### Data to process

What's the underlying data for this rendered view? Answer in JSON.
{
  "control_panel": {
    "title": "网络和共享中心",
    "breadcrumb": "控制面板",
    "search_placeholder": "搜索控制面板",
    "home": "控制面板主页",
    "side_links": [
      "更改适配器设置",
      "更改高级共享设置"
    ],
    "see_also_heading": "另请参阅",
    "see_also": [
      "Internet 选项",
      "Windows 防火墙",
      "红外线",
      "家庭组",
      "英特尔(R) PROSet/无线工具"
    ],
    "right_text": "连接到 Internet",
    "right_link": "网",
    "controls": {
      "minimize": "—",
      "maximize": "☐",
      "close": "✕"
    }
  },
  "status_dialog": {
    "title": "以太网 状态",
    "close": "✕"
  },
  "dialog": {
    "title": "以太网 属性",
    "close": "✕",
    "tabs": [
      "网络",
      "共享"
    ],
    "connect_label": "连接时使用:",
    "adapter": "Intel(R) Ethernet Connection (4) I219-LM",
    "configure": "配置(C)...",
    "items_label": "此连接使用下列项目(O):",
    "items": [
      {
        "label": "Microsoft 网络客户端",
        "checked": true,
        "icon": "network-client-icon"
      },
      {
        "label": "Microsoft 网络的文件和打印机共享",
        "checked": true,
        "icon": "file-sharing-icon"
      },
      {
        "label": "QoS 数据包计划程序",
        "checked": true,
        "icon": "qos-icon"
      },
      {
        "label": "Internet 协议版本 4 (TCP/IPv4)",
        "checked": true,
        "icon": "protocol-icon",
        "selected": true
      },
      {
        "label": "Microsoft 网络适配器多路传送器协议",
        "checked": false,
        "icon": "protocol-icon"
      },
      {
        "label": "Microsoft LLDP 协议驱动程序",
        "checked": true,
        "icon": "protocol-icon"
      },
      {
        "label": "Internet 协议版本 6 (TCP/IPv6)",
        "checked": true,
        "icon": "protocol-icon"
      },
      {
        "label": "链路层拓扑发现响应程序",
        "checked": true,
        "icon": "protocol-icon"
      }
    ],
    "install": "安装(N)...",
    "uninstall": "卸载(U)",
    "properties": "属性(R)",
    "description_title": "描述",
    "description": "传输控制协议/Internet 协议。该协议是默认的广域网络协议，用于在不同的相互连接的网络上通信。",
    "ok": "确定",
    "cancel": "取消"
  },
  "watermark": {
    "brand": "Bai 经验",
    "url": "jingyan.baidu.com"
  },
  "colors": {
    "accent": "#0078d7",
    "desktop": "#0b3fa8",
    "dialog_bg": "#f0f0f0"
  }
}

### Direction
Copy every line of the listing where the word "协议版本" appears.

### Exercise answer
        "label": "Internet 协议版本 4 (TCP/IPv4)",
        "label": "Internet 协议版本 6 (TCP/IPv6)",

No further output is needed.